For each line that holds "исходный", copy the line out.
::::::::
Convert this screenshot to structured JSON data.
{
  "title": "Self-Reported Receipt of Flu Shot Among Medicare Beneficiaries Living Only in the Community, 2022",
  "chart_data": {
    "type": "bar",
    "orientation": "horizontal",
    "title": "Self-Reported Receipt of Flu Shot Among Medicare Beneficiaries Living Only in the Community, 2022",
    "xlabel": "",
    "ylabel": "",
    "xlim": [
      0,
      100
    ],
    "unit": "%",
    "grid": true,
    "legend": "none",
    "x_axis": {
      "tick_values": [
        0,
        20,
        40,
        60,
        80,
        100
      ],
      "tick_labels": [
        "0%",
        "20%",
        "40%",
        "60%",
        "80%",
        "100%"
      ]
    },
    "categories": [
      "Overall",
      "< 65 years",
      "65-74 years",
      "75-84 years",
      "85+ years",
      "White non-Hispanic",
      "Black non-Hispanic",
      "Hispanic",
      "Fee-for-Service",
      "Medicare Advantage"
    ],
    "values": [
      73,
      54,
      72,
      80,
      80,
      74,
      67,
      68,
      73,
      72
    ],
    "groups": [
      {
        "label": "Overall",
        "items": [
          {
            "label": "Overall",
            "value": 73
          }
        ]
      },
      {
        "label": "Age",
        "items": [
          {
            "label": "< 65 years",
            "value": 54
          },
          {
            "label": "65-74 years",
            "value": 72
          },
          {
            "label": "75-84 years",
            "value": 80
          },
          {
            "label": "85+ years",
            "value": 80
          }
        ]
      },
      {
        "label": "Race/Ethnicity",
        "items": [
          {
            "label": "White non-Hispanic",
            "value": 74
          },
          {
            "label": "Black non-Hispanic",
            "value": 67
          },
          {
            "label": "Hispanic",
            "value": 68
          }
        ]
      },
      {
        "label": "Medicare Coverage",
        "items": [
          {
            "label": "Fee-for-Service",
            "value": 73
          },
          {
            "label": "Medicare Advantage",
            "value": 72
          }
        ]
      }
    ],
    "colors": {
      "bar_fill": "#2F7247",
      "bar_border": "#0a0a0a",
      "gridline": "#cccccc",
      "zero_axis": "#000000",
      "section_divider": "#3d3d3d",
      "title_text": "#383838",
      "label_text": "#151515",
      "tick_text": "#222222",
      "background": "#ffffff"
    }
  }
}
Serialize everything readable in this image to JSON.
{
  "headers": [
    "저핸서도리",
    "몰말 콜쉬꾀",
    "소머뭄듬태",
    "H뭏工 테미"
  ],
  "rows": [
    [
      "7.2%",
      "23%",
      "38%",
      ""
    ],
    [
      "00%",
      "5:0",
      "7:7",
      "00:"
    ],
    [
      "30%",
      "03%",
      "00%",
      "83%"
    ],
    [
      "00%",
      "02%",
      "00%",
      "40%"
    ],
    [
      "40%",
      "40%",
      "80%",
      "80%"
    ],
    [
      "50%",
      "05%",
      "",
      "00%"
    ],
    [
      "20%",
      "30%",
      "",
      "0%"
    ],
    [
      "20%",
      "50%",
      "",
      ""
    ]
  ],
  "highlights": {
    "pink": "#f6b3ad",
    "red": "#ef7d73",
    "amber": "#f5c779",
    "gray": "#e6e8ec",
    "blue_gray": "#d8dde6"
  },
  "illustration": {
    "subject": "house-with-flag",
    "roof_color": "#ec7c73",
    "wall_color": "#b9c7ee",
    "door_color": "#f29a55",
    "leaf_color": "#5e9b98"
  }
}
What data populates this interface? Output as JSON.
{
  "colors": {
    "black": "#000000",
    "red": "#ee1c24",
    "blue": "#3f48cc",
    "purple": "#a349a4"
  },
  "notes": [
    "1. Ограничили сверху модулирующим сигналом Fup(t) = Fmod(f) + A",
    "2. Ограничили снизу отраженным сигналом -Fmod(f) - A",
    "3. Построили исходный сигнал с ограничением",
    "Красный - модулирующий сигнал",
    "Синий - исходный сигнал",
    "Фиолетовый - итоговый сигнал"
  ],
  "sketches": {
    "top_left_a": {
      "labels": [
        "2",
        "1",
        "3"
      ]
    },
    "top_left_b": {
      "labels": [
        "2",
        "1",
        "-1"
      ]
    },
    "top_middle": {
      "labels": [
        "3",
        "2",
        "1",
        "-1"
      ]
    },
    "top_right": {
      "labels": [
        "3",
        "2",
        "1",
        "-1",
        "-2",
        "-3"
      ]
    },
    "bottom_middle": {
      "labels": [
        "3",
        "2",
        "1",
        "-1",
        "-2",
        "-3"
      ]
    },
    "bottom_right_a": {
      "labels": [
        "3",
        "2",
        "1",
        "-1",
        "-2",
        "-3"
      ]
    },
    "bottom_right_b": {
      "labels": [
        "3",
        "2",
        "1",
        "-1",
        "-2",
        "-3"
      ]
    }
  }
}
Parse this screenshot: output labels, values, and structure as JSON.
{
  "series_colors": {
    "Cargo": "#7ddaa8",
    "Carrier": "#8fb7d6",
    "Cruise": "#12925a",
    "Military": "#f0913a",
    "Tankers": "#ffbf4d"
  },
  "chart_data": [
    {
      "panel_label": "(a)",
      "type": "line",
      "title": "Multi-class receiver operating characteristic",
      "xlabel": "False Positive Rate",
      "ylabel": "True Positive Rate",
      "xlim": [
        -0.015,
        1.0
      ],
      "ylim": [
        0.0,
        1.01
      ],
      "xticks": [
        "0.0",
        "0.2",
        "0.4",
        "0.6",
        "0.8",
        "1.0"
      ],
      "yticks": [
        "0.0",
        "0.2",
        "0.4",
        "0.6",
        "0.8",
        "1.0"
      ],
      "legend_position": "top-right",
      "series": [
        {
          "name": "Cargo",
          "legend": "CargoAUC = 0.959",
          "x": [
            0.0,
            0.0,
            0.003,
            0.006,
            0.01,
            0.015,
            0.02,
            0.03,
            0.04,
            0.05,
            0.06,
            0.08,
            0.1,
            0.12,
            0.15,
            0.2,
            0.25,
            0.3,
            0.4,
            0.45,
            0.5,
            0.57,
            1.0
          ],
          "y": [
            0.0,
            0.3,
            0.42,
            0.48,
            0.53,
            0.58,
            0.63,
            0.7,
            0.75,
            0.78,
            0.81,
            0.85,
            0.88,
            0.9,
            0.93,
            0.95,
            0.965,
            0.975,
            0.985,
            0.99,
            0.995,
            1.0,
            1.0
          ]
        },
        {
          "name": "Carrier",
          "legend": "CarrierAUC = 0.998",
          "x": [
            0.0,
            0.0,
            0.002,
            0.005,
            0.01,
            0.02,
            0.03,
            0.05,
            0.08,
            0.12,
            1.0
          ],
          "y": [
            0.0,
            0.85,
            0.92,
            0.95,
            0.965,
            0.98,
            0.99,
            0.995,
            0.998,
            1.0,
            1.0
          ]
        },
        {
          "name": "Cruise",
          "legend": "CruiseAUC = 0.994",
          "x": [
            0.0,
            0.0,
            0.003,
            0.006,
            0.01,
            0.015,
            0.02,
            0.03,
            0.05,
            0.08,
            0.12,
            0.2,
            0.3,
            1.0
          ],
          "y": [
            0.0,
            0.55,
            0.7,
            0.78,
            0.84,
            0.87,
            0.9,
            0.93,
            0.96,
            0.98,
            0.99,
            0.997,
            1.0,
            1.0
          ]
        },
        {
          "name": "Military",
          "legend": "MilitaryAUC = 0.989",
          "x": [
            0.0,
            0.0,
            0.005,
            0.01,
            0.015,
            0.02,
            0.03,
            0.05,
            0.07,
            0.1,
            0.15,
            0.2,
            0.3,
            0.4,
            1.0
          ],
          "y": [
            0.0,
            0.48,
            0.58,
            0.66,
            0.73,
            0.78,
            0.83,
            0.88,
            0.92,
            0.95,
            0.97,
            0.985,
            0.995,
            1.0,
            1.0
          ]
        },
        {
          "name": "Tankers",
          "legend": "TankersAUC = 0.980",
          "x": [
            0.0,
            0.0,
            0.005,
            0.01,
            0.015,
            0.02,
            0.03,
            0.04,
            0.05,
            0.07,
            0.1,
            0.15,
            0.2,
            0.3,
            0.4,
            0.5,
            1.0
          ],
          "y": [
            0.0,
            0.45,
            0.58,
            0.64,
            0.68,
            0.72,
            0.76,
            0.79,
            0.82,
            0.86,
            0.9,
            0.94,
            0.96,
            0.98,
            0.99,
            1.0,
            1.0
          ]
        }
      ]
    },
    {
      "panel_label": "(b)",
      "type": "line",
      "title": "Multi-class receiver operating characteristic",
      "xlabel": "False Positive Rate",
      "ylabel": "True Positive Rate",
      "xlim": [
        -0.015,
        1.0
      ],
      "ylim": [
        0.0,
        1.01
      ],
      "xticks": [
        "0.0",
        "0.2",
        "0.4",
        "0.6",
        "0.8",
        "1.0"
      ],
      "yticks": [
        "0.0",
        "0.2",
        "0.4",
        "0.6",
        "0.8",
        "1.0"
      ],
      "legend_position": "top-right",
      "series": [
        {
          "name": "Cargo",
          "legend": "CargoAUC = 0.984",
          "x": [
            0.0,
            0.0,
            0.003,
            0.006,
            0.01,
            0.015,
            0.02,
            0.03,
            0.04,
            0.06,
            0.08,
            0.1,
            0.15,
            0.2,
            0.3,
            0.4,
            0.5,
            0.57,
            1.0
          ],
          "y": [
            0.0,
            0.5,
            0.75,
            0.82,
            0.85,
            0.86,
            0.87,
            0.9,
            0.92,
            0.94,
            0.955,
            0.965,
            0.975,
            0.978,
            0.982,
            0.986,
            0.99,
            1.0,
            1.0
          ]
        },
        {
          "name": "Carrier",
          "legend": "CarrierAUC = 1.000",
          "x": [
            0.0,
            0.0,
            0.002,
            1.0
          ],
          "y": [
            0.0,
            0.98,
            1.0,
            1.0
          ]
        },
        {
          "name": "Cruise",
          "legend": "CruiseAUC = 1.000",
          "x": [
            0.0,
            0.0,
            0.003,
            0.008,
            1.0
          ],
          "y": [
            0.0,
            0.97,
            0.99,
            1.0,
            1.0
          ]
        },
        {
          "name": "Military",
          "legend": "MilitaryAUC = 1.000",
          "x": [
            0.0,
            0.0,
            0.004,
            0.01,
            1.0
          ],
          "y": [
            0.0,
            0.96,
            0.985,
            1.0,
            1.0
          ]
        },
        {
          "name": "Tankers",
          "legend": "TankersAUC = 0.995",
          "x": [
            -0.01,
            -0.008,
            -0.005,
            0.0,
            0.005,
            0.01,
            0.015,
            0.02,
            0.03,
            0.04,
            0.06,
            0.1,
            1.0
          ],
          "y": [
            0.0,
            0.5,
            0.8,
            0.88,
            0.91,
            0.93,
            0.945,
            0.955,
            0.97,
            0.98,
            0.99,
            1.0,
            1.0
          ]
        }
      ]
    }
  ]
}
::::::::
Result:
    "3. Построили исходный сигнал с ограничением",
    "Синий - исходный сигнал",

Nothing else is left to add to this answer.